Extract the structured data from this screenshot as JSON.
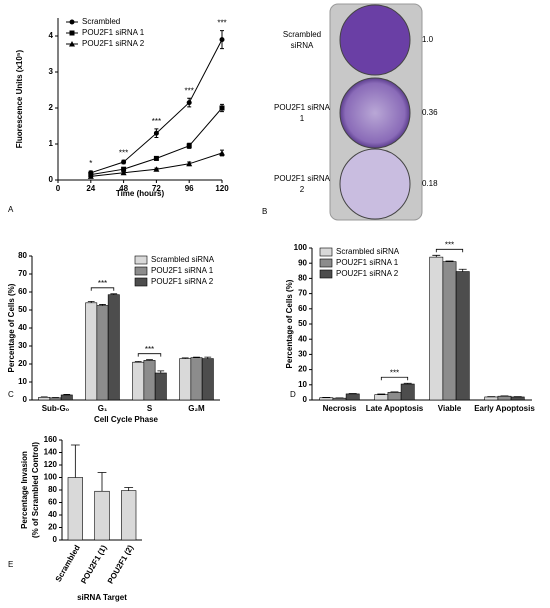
{
  "chart_data": [
    {
      "type": "line",
      "panel": "A",
      "xlabel": "Time (hours)",
      "ylabel": "Fluorescence Units (x10⁵)",
      "x": [
        24,
        48,
        72,
        96,
        120
      ],
      "series": [
        {
          "name": "Scrambled",
          "color": "#000000",
          "marker": "circle",
          "values": [
            0.2,
            0.5,
            1.3,
            2.15,
            3.9
          ],
          "errors": [
            0.05,
            0.05,
            0.12,
            0.12,
            0.25
          ]
        },
        {
          "name": "POU2F1 siRNA 1",
          "color": "#000000",
          "marker": "square",
          "values": [
            0.15,
            0.3,
            0.6,
            0.95,
            2.0
          ],
          "errors": [
            0.03,
            0.04,
            0.05,
            0.07,
            0.1
          ]
        },
        {
          "name": "POU2F1 siRNA 2",
          "color": "#000000",
          "marker": "triangle",
          "values": [
            0.1,
            0.2,
            0.3,
            0.45,
            0.75
          ],
          "errors": [
            0.02,
            0.03,
            0.03,
            0.05,
            0.08
          ]
        }
      ],
      "xlim": [
        0,
        120
      ],
      "xticks": [
        0,
        24,
        48,
        72,
        96,
        120
      ],
      "ylim": [
        0,
        4.5
      ],
      "yticks": [
        0,
        1,
        2,
        3,
        4
      ],
      "legend": "upper left",
      "annotations": [
        {
          "text": "*",
          "x": 24
        },
        {
          "text": "***",
          "x": 48
        },
        {
          "text": "***",
          "x": 72
        },
        {
          "text": "***",
          "x": 96
        },
        {
          "text": "***",
          "x": 120
        }
      ]
    },
    {
      "type": "bar",
      "panel": "C",
      "xlabel": "Cell Cycle Phase",
      "ylabel": "Percentage of Cells (%)",
      "categories": [
        "Sub-G₀",
        "G₁",
        "S",
        "G₂M"
      ],
      "series": [
        {
          "name": "Scrambled siRNA",
          "color": "#d9d9d9",
          "values": [
            1.5,
            54,
            21,
            23
          ],
          "errors": [
            0.2,
            0.8,
            0.4,
            0.4
          ]
        },
        {
          "name": "POU2F1 siRNA 1",
          "color": "#8c8c8c",
          "values": [
            1.2,
            52.5,
            22,
            23.5
          ],
          "errors": [
            0.2,
            0.6,
            0.4,
            0.3
          ]
        },
        {
          "name": "POU2F1 siRNA 2",
          "color": "#4d4d4d",
          "values": [
            2.8,
            58.5,
            15,
            23
          ],
          "errors": [
            0.3,
            0.5,
            1.2,
            0.8
          ]
        }
      ],
      "ylim": [
        0,
        80
      ],
      "yticks": [
        0,
        10,
        20,
        30,
        40,
        50,
        60,
        70,
        80
      ],
      "legend": "upper right",
      "annotations": [
        {
          "text": "***",
          "category": "G₁"
        },
        {
          "text": "***",
          "category": "S"
        }
      ]
    },
    {
      "type": "bar",
      "panel": "D",
      "ylabel": "Percentage of Cells (%)",
      "categories": [
        "Necrosis",
        "Late Apoptosis",
        "Viable",
        "Early Apoptosis"
      ],
      "series": [
        {
          "name": "Scrambled siRNA",
          "color": "#d9d9d9",
          "values": [
            1.5,
            3.5,
            94,
            2
          ],
          "errors": [
            0.2,
            0.4,
            1.2,
            0.2
          ]
        },
        {
          "name": "POU2F1 siRNA 1",
          "color": "#8c8c8c",
          "values": [
            1.2,
            5,
            91,
            2.5
          ],
          "errors": [
            0.2,
            0.3,
            0.4,
            0.2
          ]
        },
        {
          "name": "POU2F1 siRNA 2",
          "color": "#4d4d4d",
          "values": [
            4,
            10.5,
            84.5,
            2
          ],
          "errors": [
            0.3,
            0.5,
            1.5,
            0.2
          ]
        }
      ],
      "ylim": [
        0,
        100
      ],
      "yticks": [
        0,
        10,
        20,
        30,
        40,
        50,
        60,
        70,
        80,
        90,
        100
      ],
      "legend": "upper left",
      "annotations": [
        {
          "text": "***",
          "category": "Late Apoptosis"
        },
        {
          "text": "***",
          "category": "Viable"
        }
      ]
    },
    {
      "type": "bar",
      "panel": "E",
      "xlabel": "siRNA Target",
      "ylabel": "Percentage Invasion (% of Scrambled Control)",
      "categories": [
        "Scrambled",
        "POU2F1 (1)",
        "POU2F1 (2)"
      ],
      "series": [
        {
          "color": "#d9d9d9",
          "values": [
            100,
            78,
            79
          ],
          "errors": [
            52,
            30,
            5
          ]
        }
      ],
      "ylim": [
        0,
        160
      ],
      "yticks": [
        0,
        20,
        40,
        60,
        80,
        100,
        120,
        140,
        160
      ]
    }
  ],
  "panel_b": {
    "label": "B",
    "rows": [
      {
        "name": "Scrambled siRNA",
        "value": "1.0"
      },
      {
        "name": "POU2F1 siRNA 1",
        "value": "0.36"
      },
      {
        "name": "POU2F1 siRNA 2",
        "value": "0.18"
      }
    ]
  }
}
========================================
■ **ABOUT THIS TASK**
Restate the listing word for word. Pictures do not belong in the copy.

■ **SOLUTION FOR THIS EXERCISE**
Extract the structured data from this screenshot as JSON.
{
  "chart_data": [
    {
      "type": "line",
      "panel": "A",
      "xlabel": "Time (hours)",
      "ylabel": "Fluorescence Units (x10⁵)",
      "x": [
        24,
        48,
        72,
        96,
        120
      ],
      "series": [
        {
          "name": "Scrambled",
          "color": "#000000",
          "marker": "circle",
          "values": [
            0.2,
            0.5,
            1.3,
            2.15,
            3.9
          ],
          "errors": [
            0.05,
            0.05,
            0.12,
            0.12,
            0.25
          ]
        },
        {
          "name": "POU2F1 siRNA 1",
          "color": "#000000",
          "marker": "square",
          "values": [
            0.15,
            0.3,
            0.6,
            0.95,
            2.0
          ],
          "errors": [
            0.03,
            0.04,
            0.05,
            0.07,
            0.1
          ]
        },
        {
          "name": "POU2F1 siRNA 2",
          "color": "#000000",
          "marker": "triangle",
          "values": [
            0.1,
            0.2,
            0.3,
            0.45,
            0.75
          ],
          "errors": [
            0.02,
            0.03,
            0.03,
            0.05,
            0.08
          ]
        }
      ],
      "xlim": [
        0,
        120
      ],
      "xticks": [
        0,
        24,
        48,
        72,
        96,
        120
      ],
      "ylim": [
        0,
        4.5
      ],
      "yticks": [
        0,
        1,
        2,
        3,
        4
      ],
      "legend": "upper left",
      "annotations": [
        {
          "text": "*",
          "x": 24
        },
        {
          "text": "***",
          "x": 48
        },
        {
          "text": "***",
          "x": 72
        },
        {
          "text": "***",
          "x": 96
        },
        {
          "text": "***",
          "x": 120
        }
      ]
    },
    {
      "type": "bar",
      "panel": "C",
      "xlabel": "Cell Cycle Phase",
      "ylabel": "Percentage of Cells (%)",
      "categories": [
        "Sub-G₀",
        "G₁",
        "S",
        "G₂M"
      ],
      "series": [
        {
          "name": "Scrambled siRNA",
          "color": "#d9d9d9",
          "values": [
            1.5,
            54,
            21,
            23
          ],
          "errors": [
            0.2,
            0.8,
            0.4,
            0.4
          ]
        },
        {
          "name": "POU2F1 siRNA 1",
          "color": "#8c8c8c",
          "values": [
            1.2,
            52.5,
            22,
            23.5
          ],
          "errors": [
            0.2,
            0.6,
            0.4,
            0.3
          ]
        },
        {
          "name": "POU2F1 siRNA 2",
          "color": "#4d4d4d",
          "values": [
            2.8,
            58.5,
            15,
            23
          ],
          "errors": [
            0.3,
            0.5,
            1.2,
            0.8
          ]
        }
      ],
      "ylim": [
        0,
        80
      ],
      "yticks": [
        0,
        10,
        20,
        30,
        40,
        50,
        60,
        70,
        80
      ],
      "legend": "upper right",
      "annotations": [
        {
          "text": "***",
          "category": "G₁"
        },
        {
          "text": "***",
          "category": "S"
        }
      ]
    },
    {
      "type": "bar",
      "panel": "D",
      "ylabel": "Percentage of Cells (%)",
      "categories": [
        "Necrosis",
        "Late Apoptosis",
        "Viable",
        "Early Apoptosis"
      ],
      "series": [
        {
          "name": "Scrambled siRNA",
          "color": "#d9d9d9",
          "values": [
            1.5,
            3.5,
            94,
            2
          ],
          "errors": [
            0.2,
            0.4,
            1.2,
            0.2
          ]
        },
        {
          "name": "POU2F1 siRNA 1",
          "color": "#8c8c8c",
          "values": [
            1.2,
            5,
            91,
            2.5
          ],
          "errors": [
            0.2,
            0.3,
            0.4,
            0.2
          ]
        },
        {
          "name": "POU2F1 siRNA 2",
          "color": "#4d4d4d",
          "values": [
            4,
            10.5,
            84.5,
            2
          ],
          "errors": [
            0.3,
            0.5,
            1.5,
            0.2
          ]
        }
      ],
      "ylim": [
        0,
        100
      ],
      "yticks": [
        0,
        10,
        20,
        30,
        40,
        50,
        60,
        70,
        80,
        90,
        100
      ],
      "legend": "upper left",
      "annotations": [
        {
          "text": "***",
          "category": "Late Apoptosis"
        },
        {
          "text": "***",
          "category": "Viable"
        }
      ]
    },
    {
      "type": "bar",
      "panel": "E",
      "xlabel": "siRNA Target",
      "ylabel": "Percentage Invasion (% of Scrambled Control)",
      "categories": [
        "Scrambled",
        "POU2F1 (1)",
        "POU2F1 (2)"
      ],
      "series": [
        {
          "color": "#d9d9d9",
          "values": [
            100,
            78,
            79
          ],
          "errors": [
            52,
            30,
            5
          ]
        }
      ],
      "ylim": [
        0,
        160
      ],
      "yticks": [
        0,
        20,
        40,
        60,
        80,
        100,
        120,
        140,
        160
      ]
    }
  ],
  "panel_b": {
    "label": "B",
    "rows": [
      {
        "name": "Scrambled siRNA",
        "value": "1.0"
      },
      {
        "name": "POU2F1 siRNA 1",
        "value": "0.36"
      },
      {
        "name": "POU2F1 siRNA 2",
        "value": "0.18"
      }
    ]
  }
}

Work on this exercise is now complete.